GIVEN PROBLEM: Read the lines that follow and pick out every one containing the word "name".

RECORDS TO PROCESS:
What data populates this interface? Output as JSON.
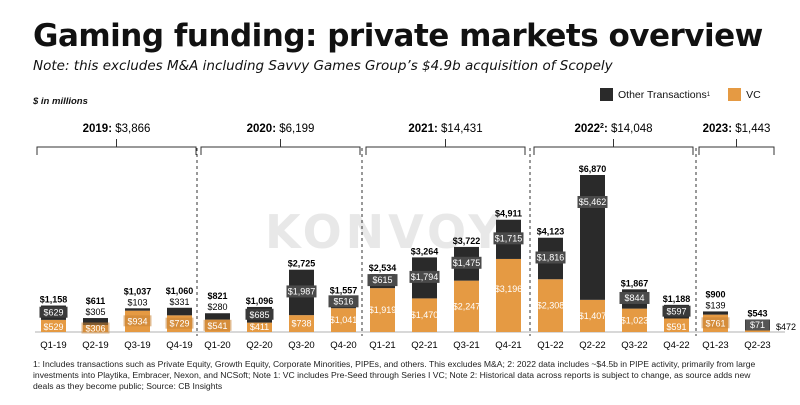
{
  "title": "Gaming funding: private markets overview",
  "subtitle": "Note: this excludes M&A including Savvy Games Group’s $4.9b acquisition of Scopely",
  "unit_label": "$ in millions",
  "watermark": "KONVOY",
  "colors": {
    "other": "#2a2a2a",
    "vc": "#e59a43",
    "text": "#111111"
  },
  "legend": [
    {
      "name": "Other Transactions",
      "sup": "1",
      "color": "#2a2a2a"
    },
    {
      "name": "VC",
      "sup": "",
      "color": "#e59a43"
    }
  ],
  "footnote": "1: Includes transactions such as Private Equity, Growth Equity, Corporate Minorities, PIPEs, and others. This excludes M&A; 2: 2022 data includes ~$4.5b in PIPE activity, primarily from large investments into Playtika, Embracer, Nexon, and NCSoft; Note 1: VC includes Pre-Seed through Series I VC; Note 2: Historical data across reports is subject to change, as source adds new deals as they become public; Source: CB Insights",
  "chart_data": {
    "type": "bar",
    "stacked": true,
    "categories": [
      "Q1-19",
      "Q2-19",
      "Q3-19",
      "Q4-19",
      "Q1-20",
      "Q2-20",
      "Q3-20",
      "Q4-20",
      "Q1-21",
      "Q2-21",
      "Q3-21",
      "Q4-21",
      "Q1-22",
      "Q2-22",
      "Q3-22",
      "Q4-22",
      "Q1-23",
      "Q2-23"
    ],
    "series": [
      {
        "name": "VC",
        "values": [
          529,
          306,
          934,
          729,
          541,
          411,
          738,
          1041,
          1919,
          1470,
          2247,
          3196,
          2308,
          1407,
          1023,
          591,
          761,
          71
        ]
      },
      {
        "name": "Other Transactions",
        "values": [
          629,
          305,
          103,
          331,
          280,
          685,
          1987,
          516,
          615,
          1794,
          1475,
          1715,
          1816,
          5462,
          844,
          597,
          139,
          472
        ]
      }
    ],
    "totals": [
      1158,
      611,
      1037,
      1060,
      821,
      1096,
      2725,
      1557,
      2534,
      3264,
      3722,
      4911,
      4123,
      6870,
      1867,
      1188,
      900,
      543
    ],
    "vc_labels": [
      "$529",
      "$306",
      "$934",
      "$729",
      "$541",
      "$411",
      "$738",
      "$1,041",
      "$1,919",
      "$1,470",
      "$2,247",
      "$3,196",
      "$2,308",
      "$1,407",
      "$1,023",
      "$591",
      "$761",
      "$71"
    ],
    "other_labels": [
      "$629",
      "$305",
      "$103",
      "$331",
      "$280",
      "$685",
      "$1,987",
      "$516",
      "$615",
      "$1,794",
      "$1,475",
      "$1,715",
      "$1,816",
      "$5,462",
      "$844",
      "$597",
      "$139",
      "$472"
    ],
    "total_labels": [
      "$1,158",
      "$611",
      "$1,037",
      "$1,060",
      "$821",
      "$1,096",
      "$2,725",
      "$1,557",
      "$2,534",
      "$3,264",
      "$3,722",
      "$4,911",
      "$4,123",
      "$6,870",
      "$1,867",
      "$1,188",
      "$900",
      "$543"
    ],
    "years": [
      {
        "label": "2019",
        "sup": "",
        "total": "$3,866",
        "start": 0,
        "end": 3
      },
      {
        "label": "2020",
        "sup": "",
        "total": "$6,199",
        "start": 4,
        "end": 7
      },
      {
        "label": "2021",
        "sup": "",
        "total": "$14,431",
        "start": 8,
        "end": 11
      },
      {
        "label": "2022",
        "sup": "2",
        "total": "$14,048",
        "start": 12,
        "end": 15
      },
      {
        "label": "2023",
        "sup": "",
        "total": "$1,443",
        "start": 16,
        "end": 17
      }
    ],
    "ylim": [
      0,
      7000
    ],
    "grid": false,
    "legend_position": "top-right"
  }
}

ANSWER:
      "name": "Other Transactions",
      "name": "VC",
        "name": "VC",
        "name": "Other Transactions",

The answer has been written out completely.